--- Start ---

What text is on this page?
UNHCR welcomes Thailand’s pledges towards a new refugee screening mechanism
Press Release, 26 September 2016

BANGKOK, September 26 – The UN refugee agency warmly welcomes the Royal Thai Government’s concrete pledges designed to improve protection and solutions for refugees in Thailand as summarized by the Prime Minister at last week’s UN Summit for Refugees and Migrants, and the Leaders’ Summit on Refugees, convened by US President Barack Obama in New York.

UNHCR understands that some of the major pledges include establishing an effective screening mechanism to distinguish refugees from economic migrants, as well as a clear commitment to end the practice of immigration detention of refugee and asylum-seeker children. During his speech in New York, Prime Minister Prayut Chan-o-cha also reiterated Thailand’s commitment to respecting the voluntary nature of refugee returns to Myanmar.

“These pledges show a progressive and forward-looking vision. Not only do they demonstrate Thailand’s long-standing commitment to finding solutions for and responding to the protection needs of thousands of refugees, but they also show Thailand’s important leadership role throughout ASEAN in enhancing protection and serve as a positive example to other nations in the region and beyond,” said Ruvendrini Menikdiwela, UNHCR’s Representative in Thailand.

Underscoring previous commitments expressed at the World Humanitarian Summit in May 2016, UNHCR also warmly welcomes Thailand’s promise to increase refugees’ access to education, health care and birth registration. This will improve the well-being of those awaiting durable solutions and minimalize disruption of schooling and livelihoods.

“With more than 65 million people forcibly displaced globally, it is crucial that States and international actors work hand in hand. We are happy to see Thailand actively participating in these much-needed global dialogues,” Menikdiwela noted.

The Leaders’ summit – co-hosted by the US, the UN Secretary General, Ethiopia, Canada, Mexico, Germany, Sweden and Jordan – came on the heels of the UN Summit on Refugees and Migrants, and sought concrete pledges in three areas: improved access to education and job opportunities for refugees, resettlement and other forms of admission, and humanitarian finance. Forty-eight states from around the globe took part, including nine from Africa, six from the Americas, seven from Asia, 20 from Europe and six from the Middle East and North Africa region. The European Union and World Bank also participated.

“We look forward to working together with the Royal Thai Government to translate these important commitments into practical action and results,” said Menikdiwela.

--- End ---

Extract, word for word, each line of the listing above.

What text is on this page?
UNHCR welcomes Thailand’s pledges towards a new refugee screening mechanism
Press Release, 26 September 2016

BANGKOK, September 26 – The UN refugee agency warmly welcomes the Royal Thai Government’s concrete pledges designed to improve protection and solutions for refugees in Thailand as summarized by the Prime Minister at last week’s UN Summit for Refugees and Migrants, and the Leaders’ Summit on Refugees, convened by US President Barack Obama in New York.

UNHCR understands that some of the major pledges include establishing an effective screening mechanism to distinguish refugees from economic migrants, as well as a clear commitment to end the practice of immigration detention of refugee and asylum-seeker children. During his speech in New York, Prime Minister Prayut Chan-o-cha also reiterated Thailand’s commitment to respecting the voluntary nature of refugee returns to Myanmar.

“These pledges show a progressive and forward-looking vision. Not only do they demonstrate Thailand’s long-standing commitment to finding solutions for and responding to the protection needs of thousands of refugees, but they also show Thailand’s important leadership role throughout ASEAN in enhancing protection and serve as a positive example to other nations in the region and beyond,” said Ruvendrini Menikdiwela, UNHCR’s Representative in Thailand.

Underscoring previous commitments expressed at the World Humanitarian Summit in May 2016, UNHCR also warmly welcomes Thailand’s promise to increase refugees’ access to education, health care and birth registration. This will improve the well-being of those awaiting durable solutions and minimalize disruption of schooling and livelihoods.

“With more than 65 million people forcibly displaced globally, it is crucial that States and international actors work hand in hand. We are happy to see Thailand actively participating in these much-needed global dialogues,” Menikdiwela noted.

The Leaders’ summit – co-hosted by the US, the UN Secretary General, Ethiopia, Canada, Mexico, Germany, Sweden and Jordan – came on the heels of the UN Summit on Refugees and Migrants, and sought concrete pledges in three areas: improved access to education and job opportunities for refugees, resettlement and other forms of admission, and humanitarian finance. Forty-eight states from around the globe took part, including nine from Africa, six from the Americas, seven from Asia, 20 from Europe and six from the Middle East and North Africa region. The European Union and World Bank also participated.

“We look forward to working together with the Royal Thai Government to translate these important commitments into practical action and results,” said Menikdiwela.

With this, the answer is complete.